Every record must be transcribed in its entirety, apart from the images, which are to be omitted.

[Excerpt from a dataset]
——————————

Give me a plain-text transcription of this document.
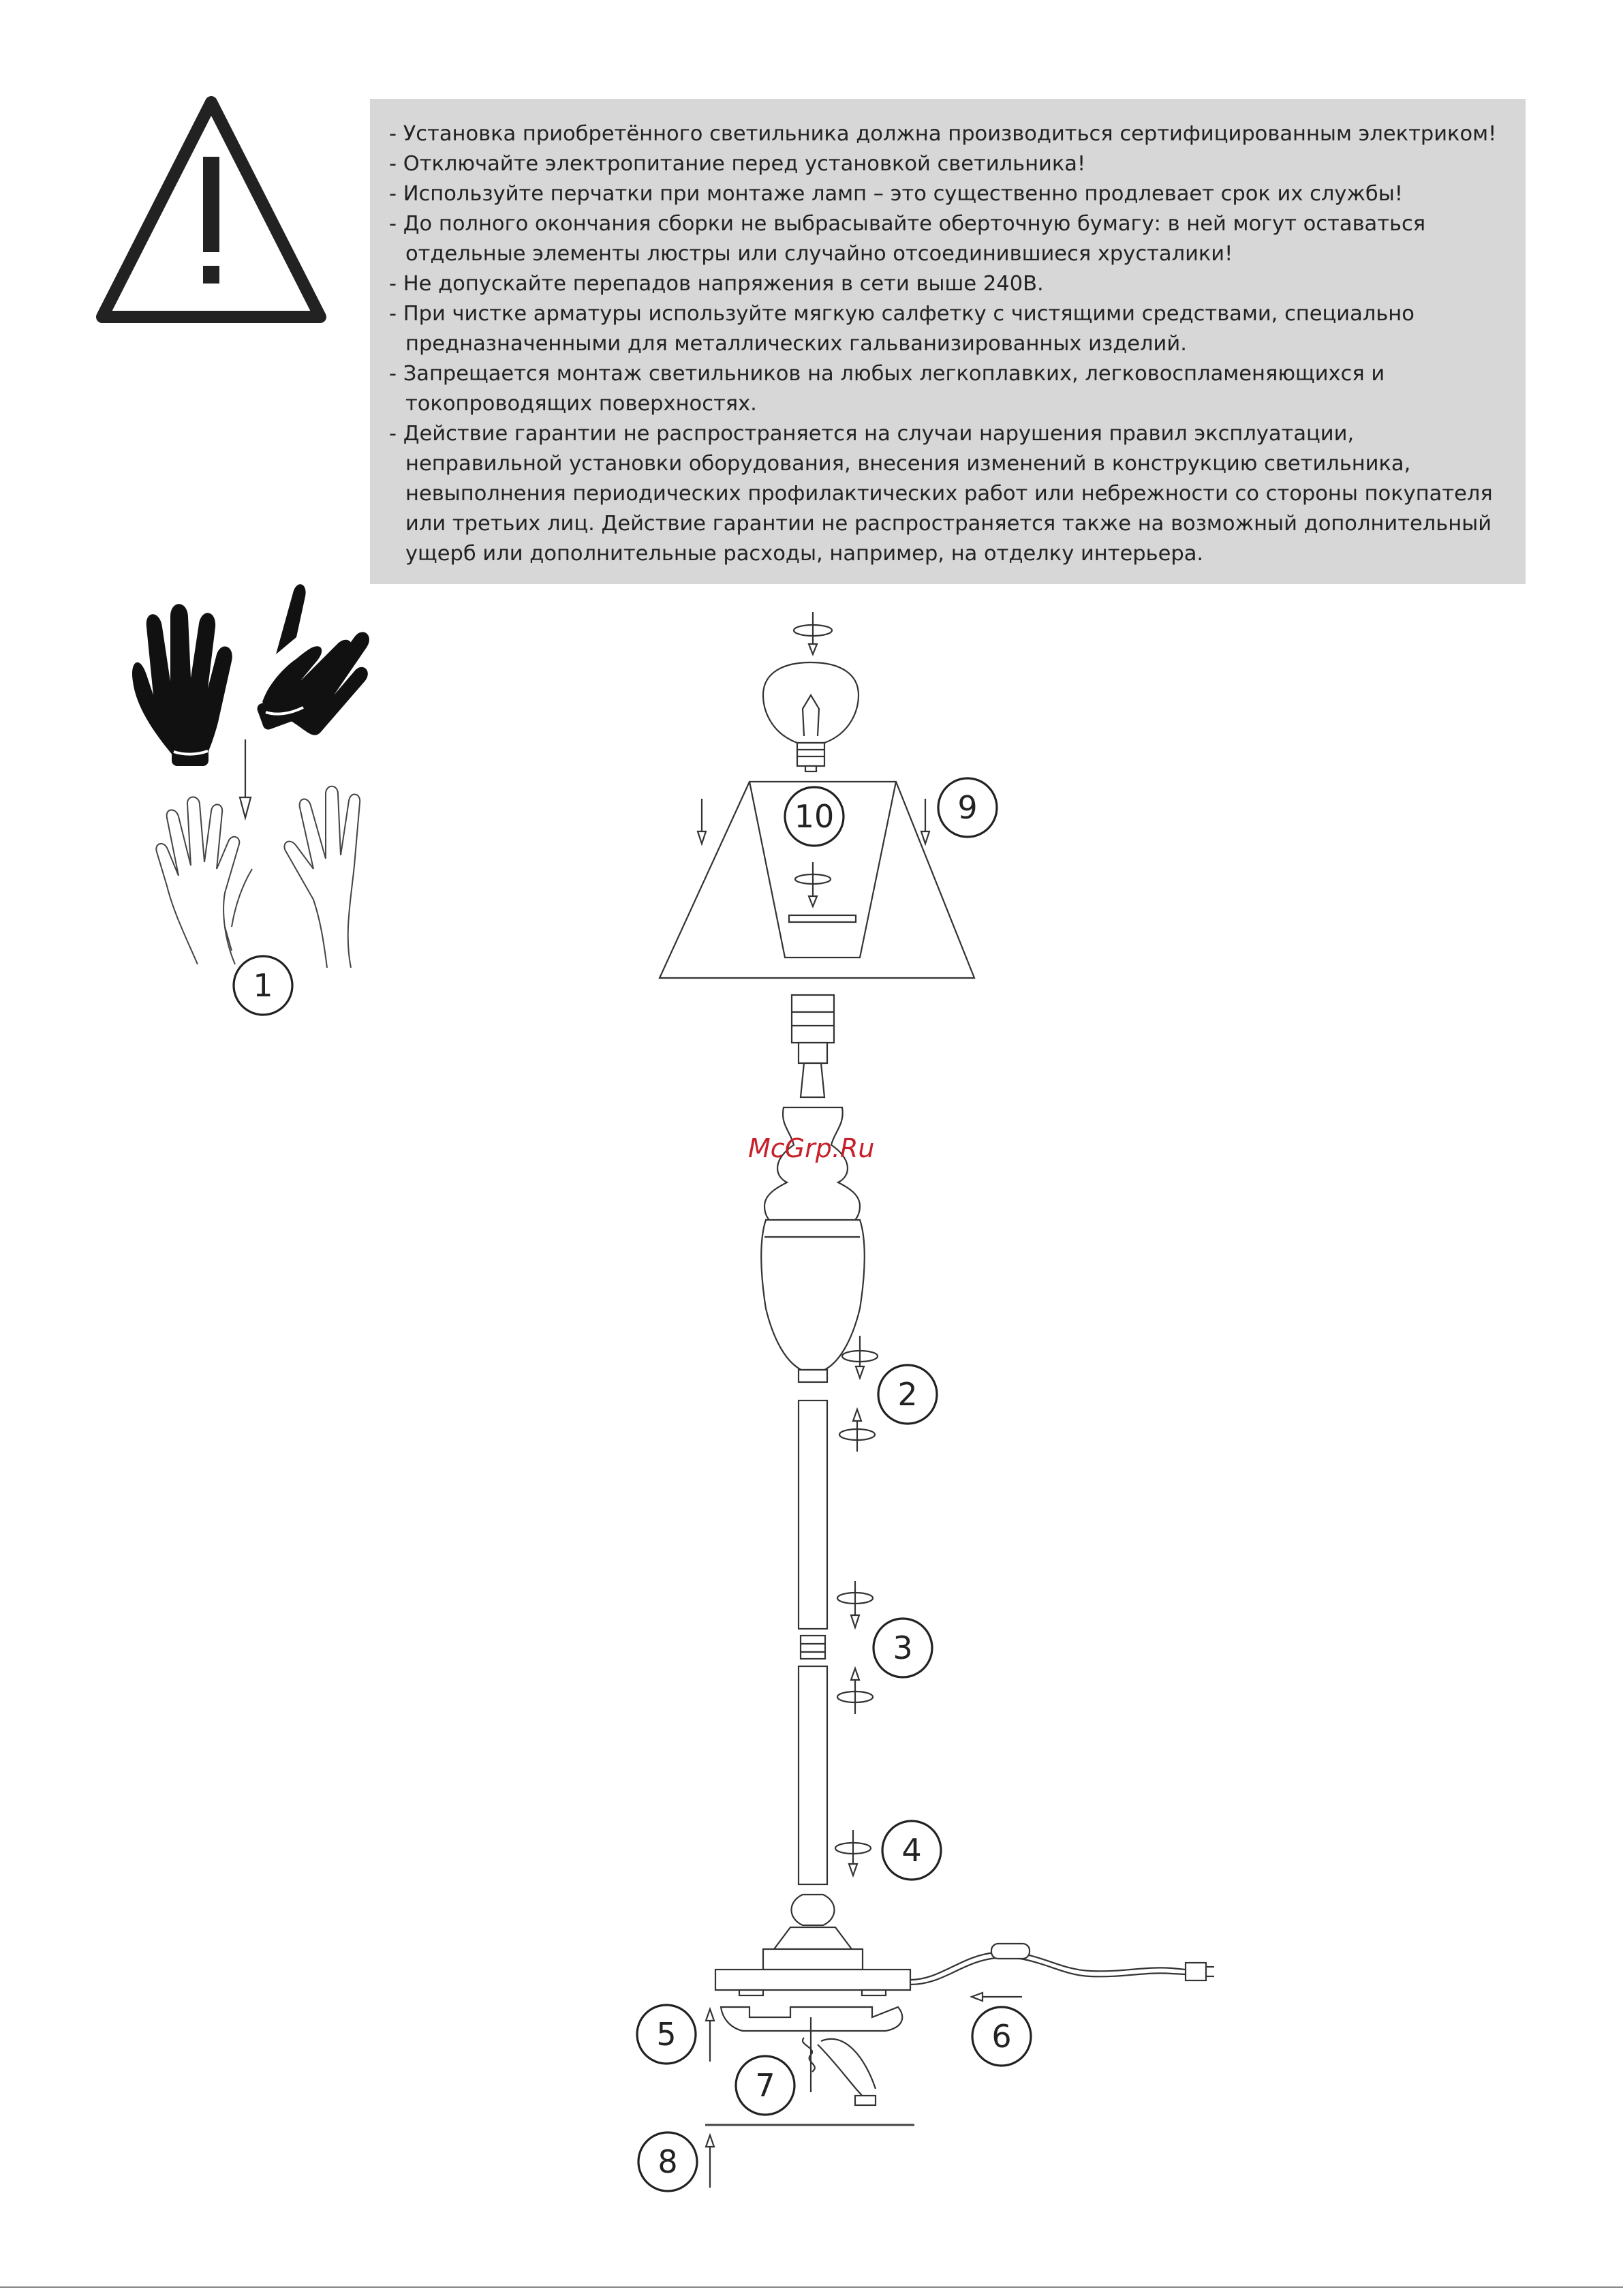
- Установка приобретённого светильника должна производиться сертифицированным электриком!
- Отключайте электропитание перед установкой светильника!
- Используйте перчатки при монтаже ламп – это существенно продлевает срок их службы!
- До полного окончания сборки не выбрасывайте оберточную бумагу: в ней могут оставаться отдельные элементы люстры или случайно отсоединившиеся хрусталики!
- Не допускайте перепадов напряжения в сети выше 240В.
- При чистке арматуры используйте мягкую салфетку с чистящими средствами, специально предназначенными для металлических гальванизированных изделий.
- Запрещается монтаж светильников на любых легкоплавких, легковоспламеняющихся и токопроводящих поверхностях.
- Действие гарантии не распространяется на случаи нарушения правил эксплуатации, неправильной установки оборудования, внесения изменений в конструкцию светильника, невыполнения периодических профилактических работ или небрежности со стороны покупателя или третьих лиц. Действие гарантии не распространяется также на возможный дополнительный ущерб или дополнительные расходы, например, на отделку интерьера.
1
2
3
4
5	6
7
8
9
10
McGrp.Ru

——————————

Solution to this problem:
Give me a plain-text transcription of this document.
- Установка приобретённого светильника должна производиться сертифицированным электриком!
- Отключайте электропитание перед установкой светильника!
- Используйте перчатки при монтаже ламп – это существенно продлевает срок их службы!
- До полного окончания сборки не выбрасывайте оберточную бумагу: в ней могут оставаться отдельные элементы люстры или случайно отсоединившиеся хрусталики!
- Не допускайте перепадов напряжения в сети выше 240В.
- При чистке арматуры используйте мягкую салфетку с чистящими средствами, специально предназначенными для металлических гальванизированных изделий.
- Запрещается монтаж светильников на любых легкоплавких, легковоспламеняющихся и токопроводящих поверхностях.
- Действие гарантии не распространяется на случаи нарушения правил эксплуатации, неправильной установки оборудования, внесения изменений в конструкцию светильника, невыполнения периодических профилактических работ или небрежности со стороны покупателя или третьих лиц. Действие гарантии не распространяется также на возможный дополнительный ущерб или дополнительные расходы, например, на отделку интерьера.
1
2
3
4
5	6
7
8
9
10
McGrp.Ru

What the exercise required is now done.